[WHAT THE TASK REQUIRES]: Repeat every record exactly, but keep images out of the copy.

**** EXTRACTED INFORMATION

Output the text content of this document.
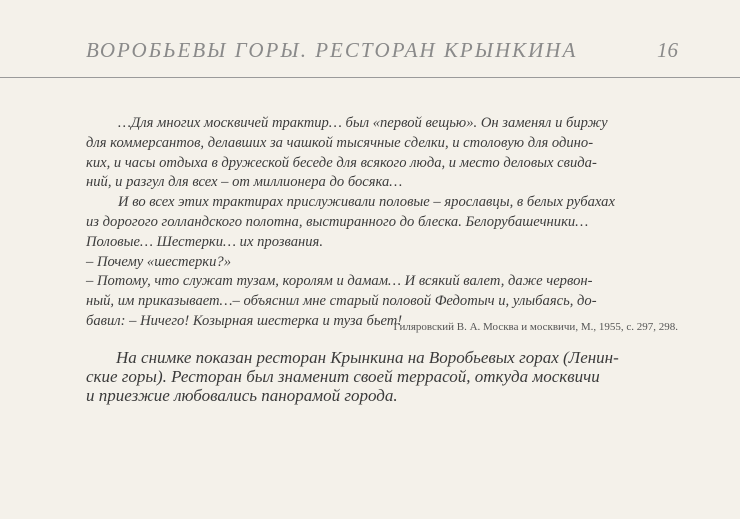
ВОРОБЬЕВЫ ГОРЫ. РЕСТОРАН КРЫНКИНА	16
…Для многих москвичей трактир… был «первой вещью». Он заменял и биржу
для коммерсантов, делавших за чашкой тысячные сделки, и столовую для одино-
ких, и часы отдыха в дружеской беседе для всякого люда, и место деловых свида-
ний, и разгул для всех – от миллионера до босяка…
И во всех этих трактирах прислуживали половые – ярославцы, в белых рубахах
из дорогого голландского полотна, выстиранного до блеска. Белорубашечники…
Половые… Шестерки… их прозвания.
– Почему «шестерки?»
– Потому, что служат тузам, королям и дамам… И всякий валет, даже червон-
ный, им приказывает…– объяснил мне старый половой Федотыч и, улыбаясь, до-
бавил: – Ничего! Козырная шестерка и туза бьет!
Гиляровский В. А. Москва и москвичи, М., 1955, с. 297, 298.
На снимке показан ресторан Крынкина на Воробьевых горах (Ленин-
ские горы). Ресторан был знаменит своей террасой, откуда москвичи
и приезжие любовались панорамой города.
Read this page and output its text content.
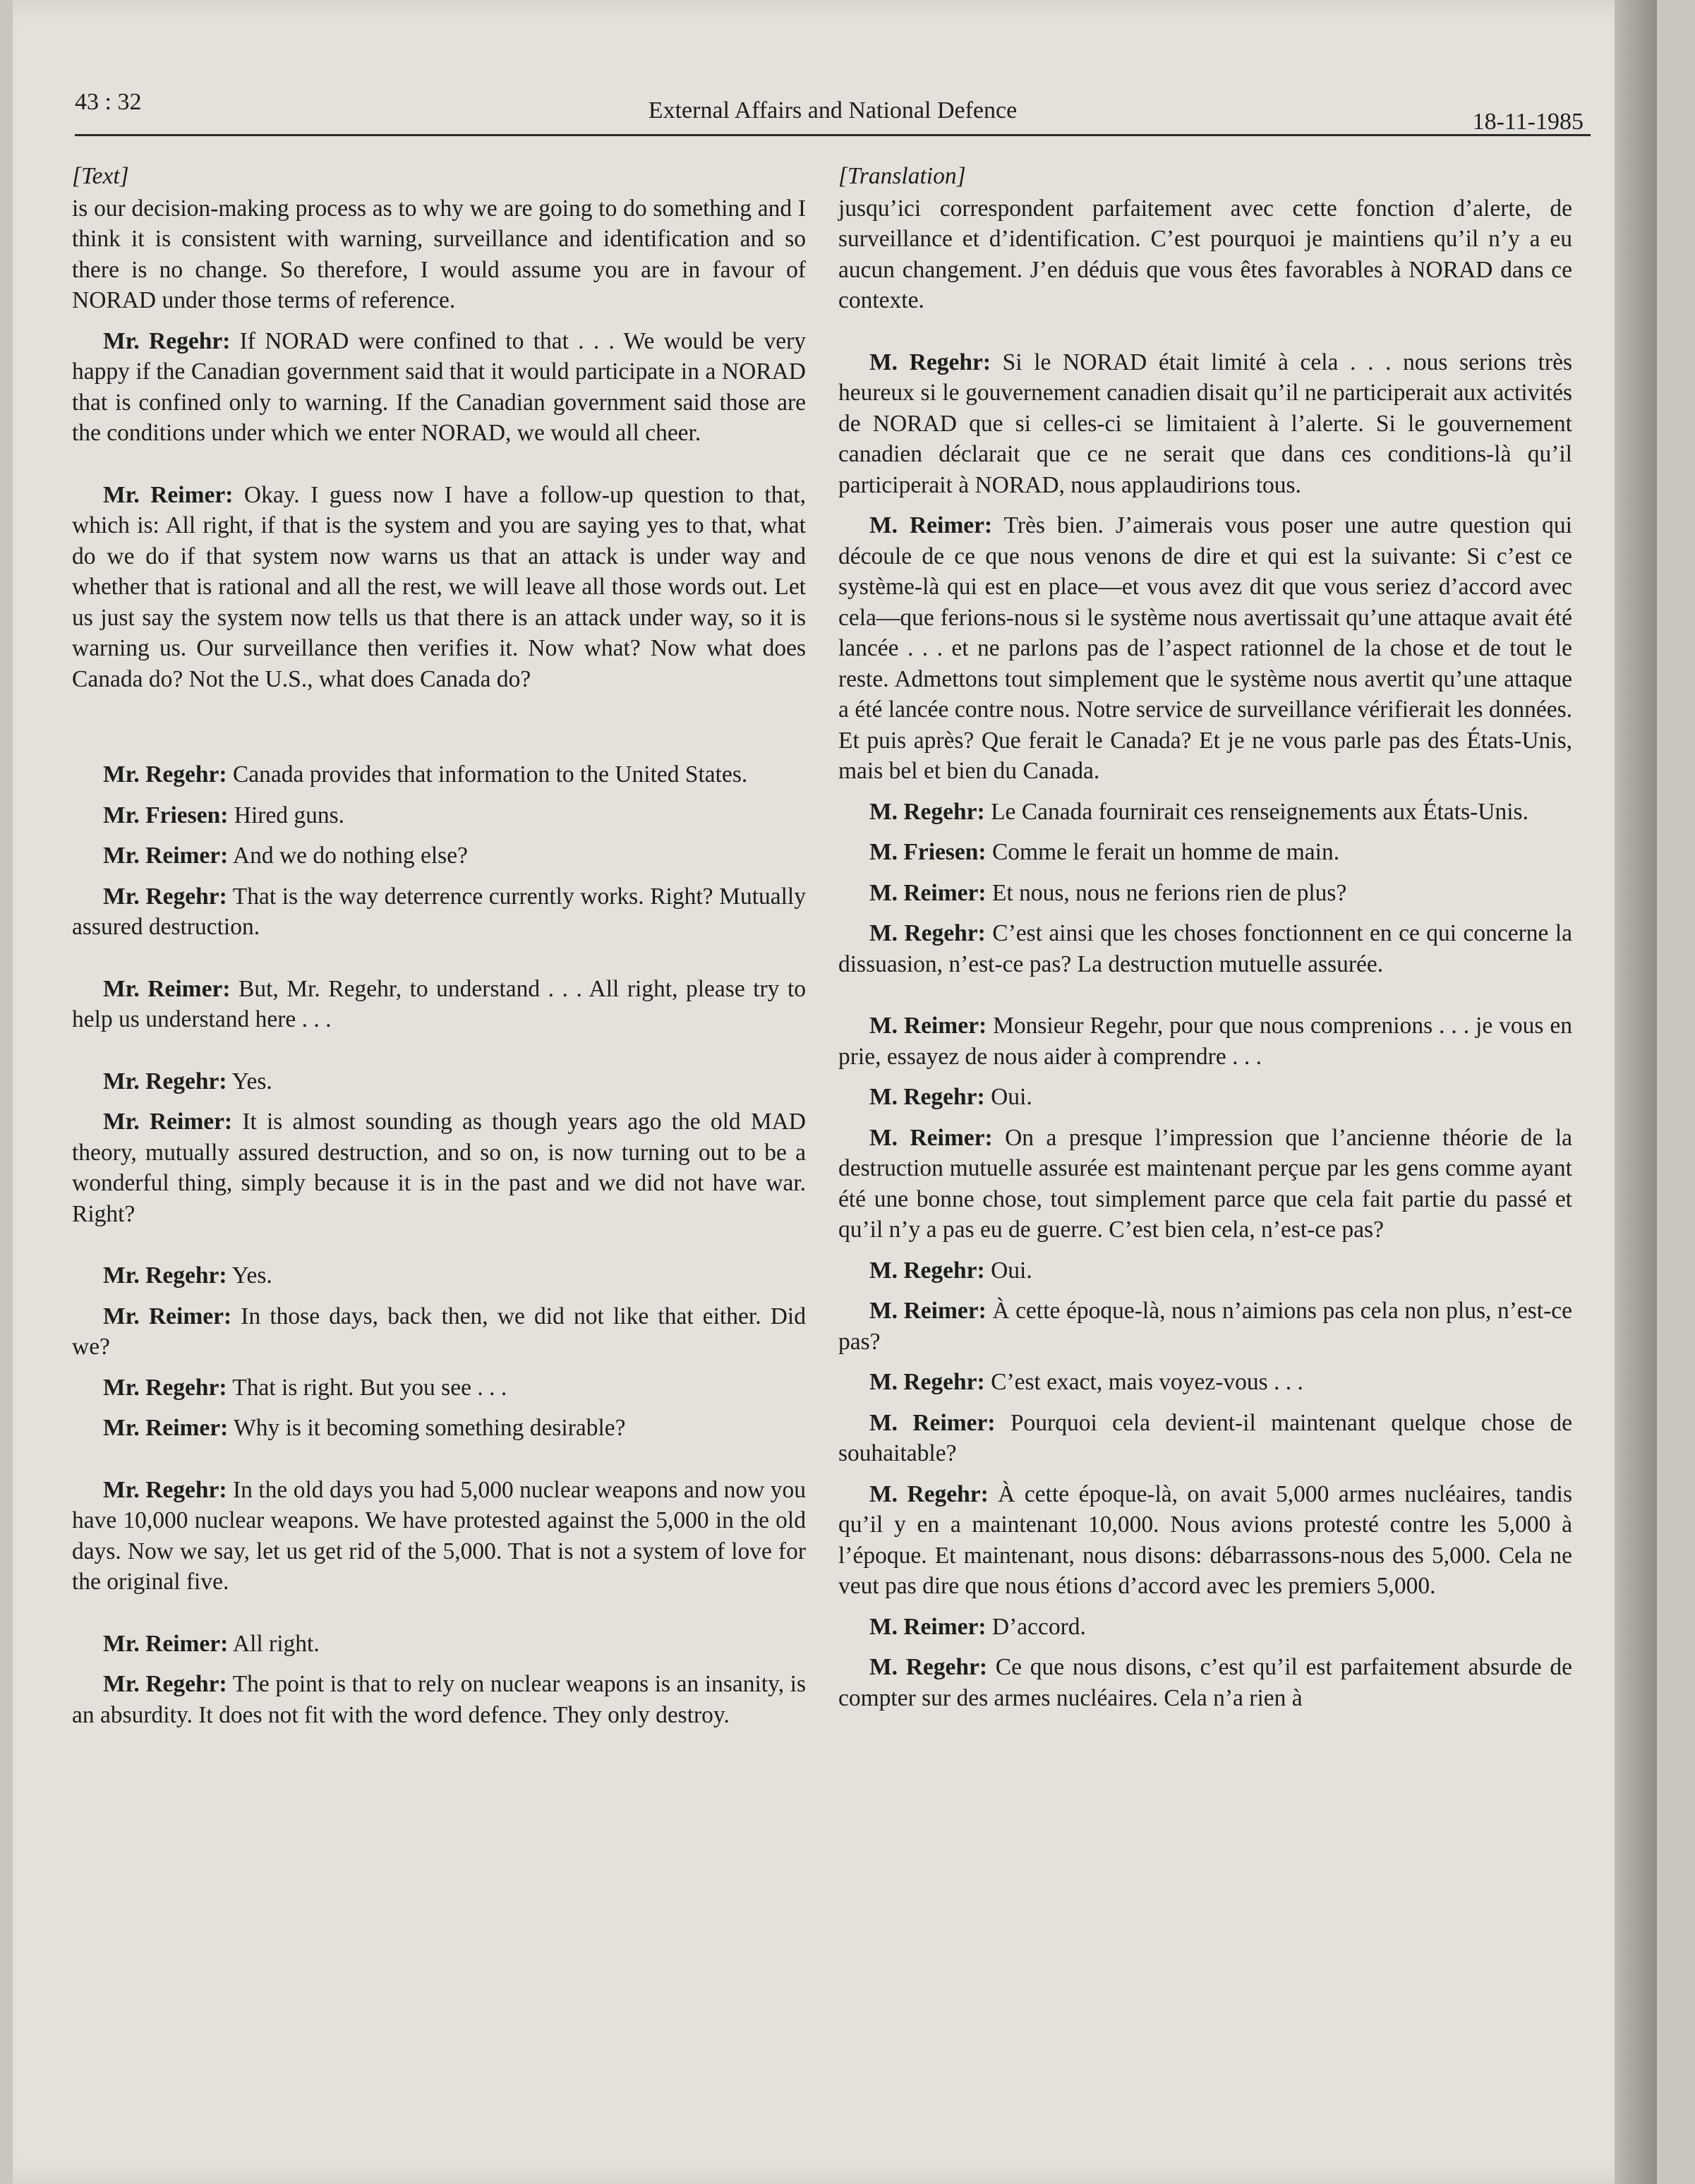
43 : 32	External Affairs and National Defence	18-11-1985
[Text]

is our decision-making process as to why we are going to do something and I think it is consistent with warning, surveillance and identification and so there is no change. So therefore, I would assume you are in favour of NORAD under those terms of reference.

Mr. Regehr: If NORAD were confined to that . . . We would be very happy if the Canadian government said that it would participate in a NORAD that is confined only to warning. If the Canadian government said those are the conditions under which we enter NORAD, we would all cheer.

Mr. Reimer: Okay. I guess now I have a follow-up question to that, which is: All right, if that is the system and you are saying yes to that, what do we do if that system now warns us that an attack is under way and whether that is rational and all the rest, we will leave all those words out. Let us just say the system now tells us that there is an attack under way, so it is warning us. Our surveillance then verifies it. Now what? Now what does Canada do? Not the U.S., what does Canada do?

Mr. Regehr: Canada provides that information to the United States.

Mr. Friesen: Hired guns.

Mr. Reimer: And we do nothing else?

Mr. Regehr: That is the way deterrence currently works. Right? Mutually assured destruction.

Mr. Reimer: But, Mr. Regehr, to understand . . . All right, please try to help us understand here . . .

Mr. Regehr: Yes.

Mr. Reimer: It is almost sounding as though years ago the old MAD theory, mutually assured destruction, and so on, is now turning out to be a wonderful thing, simply because it is in the past and we did not have war. Right?

Mr. Regehr: Yes.

Mr. Reimer: In those days, back then, we did not like that either. Did we?

Mr. Regehr: That is right. But you see . . .

Mr. Reimer: Why is it becoming something desirable?

Mr. Regehr: In the old days you had 5,000 nuclear weapons and now you have 10,000 nuclear weapons. We have protested against the 5,000 in the old days. Now we say, let us get rid of the 5,000. That is not a system of love for the original five.

Mr. Reimer: All right.

Mr. Regehr: The point is that to rely on nuclear weapons is an insanity, is an absurdity. It does not fit with the word defence. They only destroy.

[Translation]

jusqu’ici correspondent parfaitement avec cette fonction d’alerte, de surveillance et d’identification. C’est pourquoi je maintiens qu’il n’y a eu aucun changement. J’en déduis que vous êtes favorables à NORAD dans ce contexte.

M. Regehr: Si le NORAD était limité à cela . . . nous serions très heureux si le gouvernement canadien disait qu’il ne participerait aux activités de NORAD que si celles-ci se limitaient à l’alerte. Si le gouvernement canadien déclarait que ce ne serait que dans ces conditions-là qu’il participerait à NORAD, nous applaudirions tous.

M. Reimer: Très bien. J’aimerais vous poser une autre question qui découle de ce que nous venons de dire et qui est la suivante: Si c’est ce système-là qui est en place—et vous avez dit que vous seriez d’accord avec cela—que ferions-nous si le système nous avertissait qu’une attaque avait été lancée . . . et ne parlons pas de l’aspect rationnel de la chose et de tout le reste. Admettons tout simplement que le système nous avertit qu’une attaque a été lancée contre nous. Notre service de surveillance vérifierait les données. Et puis après? Que ferait le Canada? Et je ne vous parle pas des États-Unis, mais bel et bien du Canada.

M. Regehr: Le Canada fournirait ces renseignements aux États-Unis.

M. Friesen: Comme le ferait un homme de main.

M. Reimer: Et nous, nous ne ferions rien de plus?

M. Regehr: C’est ainsi que les choses fonctionnent en ce qui concerne la dissuasion, n’est-ce pas? La destruction mutuelle assurée.

M. Reimer: Monsieur Regehr, pour que nous comprenions . . . je vous en prie, essayez de nous aider à comprendre . . .

M. Regehr: Oui.

M. Reimer: On a presque l’impression que l’ancienne théorie de la destruction mutuelle assurée est maintenant perçue par les gens comme ayant été une bonne chose, tout simplement parce que cela fait partie du passé et qu’il n’y a pas eu de guerre. C’est bien cela, n’est-ce pas?

M. Regehr: Oui.

M. Reimer: À cette époque-là, nous n’aimions pas cela non plus, n’est-ce pas?

M. Regehr: C’est exact, mais voyez-vous . . .

M. Reimer: Pourquoi cela devient-il maintenant quelque chose de souhaitable?

M. Regehr: À cette époque-là, on avait 5,000 armes nucléaires, tandis qu’il y en a maintenant 10,000. Nous avions protesté contre les 5,000 à l’époque. Et maintenant, nous disons: débarrassons-nous des 5,000. Cela ne veut pas dire que nous étions d’accord avec les premiers 5,000.

M. Reimer: D’accord.

M. Regehr: Ce que nous disons, c’est qu’il est parfaitement absurde de compter sur des armes nucléaires. Cela n’a rien à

********

[FULL OUTPUT]:
Output the text content of this document.
ВОРОБЬЕВЫ ГОРЫ. РЕСТОРАН КРЫНКИНА	16
…Для многих москвичей трактир… был «первой вещью». Он заменял и биржу
для коммерсантов, делавших за чашкой тысячные сделки, и столовую для одино-
ких, и часы отдыха в дружеской беседе для всякого люда, и место деловых свида-
ний, и разгул для всех – от миллионера до босяка…
И во всех этих трактирах прислуживали половые – ярославцы, в белых рубахах
из дорогого голландского полотна, выстиранного до блеска. Белорубашечники…
Половые… Шестерки… их прозвания.
– Почему «шестерки?»
– Потому, что служат тузам, королям и дамам… И всякий валет, даже червон-
ный, им приказывает…– объяснил мне старый половой Федотыч и, улыбаясь, до-
бавил: – Ничего! Козырная шестерка и туза бьет!
Гиляровский В. А. Москва и москвичи, М., 1955, с. 297, 298.
На снимке показан ресторан Крынкина на Воробьевых горах (Ленин-
ские горы). Ресторан был знаменит своей террасой, откуда москвичи
и приезжие любовались панорамой города.
Read this page and output its text content.
43 : 32	External Affairs and National Defence	18-11-1985
[Text]

is our decision-making process as to why we are going to do something and I think it is consistent with warning, surveillance and identification and so there is no change. So therefore, I would assume you are in favour of NORAD under those terms of reference.

Mr. Regehr: If NORAD were confined to that . . . We would be very happy if the Canadian government said that it would participate in a NORAD that is confined only to warning. If the Canadian government said those are the conditions under which we enter NORAD, we would all cheer.

Mr. Reimer: Okay. I guess now I have a follow-up question to that, which is: All right, if that is the system and you are saying yes to that, what do we do if that system now warns us that an attack is under way and whether that is rational and all the rest, we will leave all those words out. Let us just say the system now tells us that there is an attack under way, so it is warning us. Our surveillance then verifies it. Now what? Now what does Canada do? Not the U.S., what does Canada do?

Mr. Regehr: Canada provides that information to the United States.

Mr. Friesen: Hired guns.

Mr. Reimer: And we do nothing else?

Mr. Regehr: That is the way deterrence currently works. Right? Mutually assured destruction.

Mr. Reimer: But, Mr. Regehr, to understand . . . All right, please try to help us understand here . . .

Mr. Regehr: Yes.

Mr. Reimer: It is almost sounding as though years ago the old MAD theory, mutually assured destruction, and so on, is now turning out to be a wonderful thing, simply because it is in the past and we did not have war. Right?

Mr. Regehr: Yes.

Mr. Reimer: In those days, back then, we did not like that either. Did we?

Mr. Regehr: That is right. But you see . . .

Mr. Reimer: Why is it becoming something desirable?

Mr. Regehr: In the old days you had 5,000 nuclear weapons and now you have 10,000 nuclear weapons. We have protested against the 5,000 in the old days. Now we say, let us get rid of the 5,000. That is not a system of love for the original five.

Mr. Reimer: All right.

Mr. Regehr: The point is that to rely on nuclear weapons is an insanity, is an absurdity. It does not fit with the word defence. They only destroy.

[Translation]

jusqu’ici correspondent parfaitement avec cette fonction d’alerte, de surveillance et d’identification. C’est pourquoi je maintiens qu’il n’y a eu aucun changement. J’en déduis que vous êtes favorables à NORAD dans ce contexte.

M. Regehr: Si le NORAD était limité à cela . . . nous serions très heureux si le gouvernement canadien disait qu’il ne participerait aux activités de NORAD que si celles-ci se limitaient à l’alerte. Si le gouvernement canadien déclarait que ce ne serait que dans ces conditions-là qu’il participerait à NORAD, nous applaudirions tous.

M. Reimer: Très bien. J’aimerais vous poser une autre question qui découle de ce que nous venons de dire et qui est la suivante: Si c’est ce système-là qui est en place—et vous avez dit que vous seriez d’accord avec cela—que ferions-nous si le système nous avertissait qu’une attaque avait été lancée . . . et ne parlons pas de l’aspect rationnel de la chose et de tout le reste. Admettons tout simplement que le système nous avertit qu’une attaque a été lancée contre nous. Notre service de surveillance vérifierait les données. Et puis après? Que ferait le Canada? Et je ne vous parle pas des États-Unis, mais bel et bien du Canada.

M. Regehr: Le Canada fournirait ces renseignements aux États-Unis.

M. Friesen: Comme le ferait un homme de main.

M. Reimer: Et nous, nous ne ferions rien de plus?

M. Regehr: C’est ainsi que les choses fonctionnent en ce qui concerne la dissuasion, n’est-ce pas? La destruction mutuelle assurée.

M. Reimer: Monsieur Regehr, pour que nous comprenions . . . je vous en prie, essayez de nous aider à comprendre . . .

M. Regehr: Oui.

M. Reimer: On a presque l’impression que l’ancienne théorie de la destruction mutuelle assurée est maintenant perçue par les gens comme ayant été une bonne chose, tout simplement parce que cela fait partie du passé et qu’il n’y a pas eu de guerre. C’est bien cela, n’est-ce pas?

M. Regehr: Oui.

M. Reimer: À cette époque-là, nous n’aimions pas cela non plus, n’est-ce pas?

M. Regehr: C’est exact, mais voyez-vous . . .

M. Reimer: Pourquoi cela devient-il maintenant quelque chose de souhaitable?

M. Regehr: À cette époque-là, on avait 5,000 armes nucléaires, tandis qu’il y en a maintenant 10,000. Nous avions protesté contre les 5,000 à l’époque. Et maintenant, nous disons: débarrassons-nous des 5,000. Cela ne veut pas dire que nous étions d’accord avec les premiers 5,000.

M. Reimer: D’accord.

M. Regehr: Ce que nous disons, c’est qu’il est parfaitement absurde de compter sur des armes nucléaires. Cela n’a rien à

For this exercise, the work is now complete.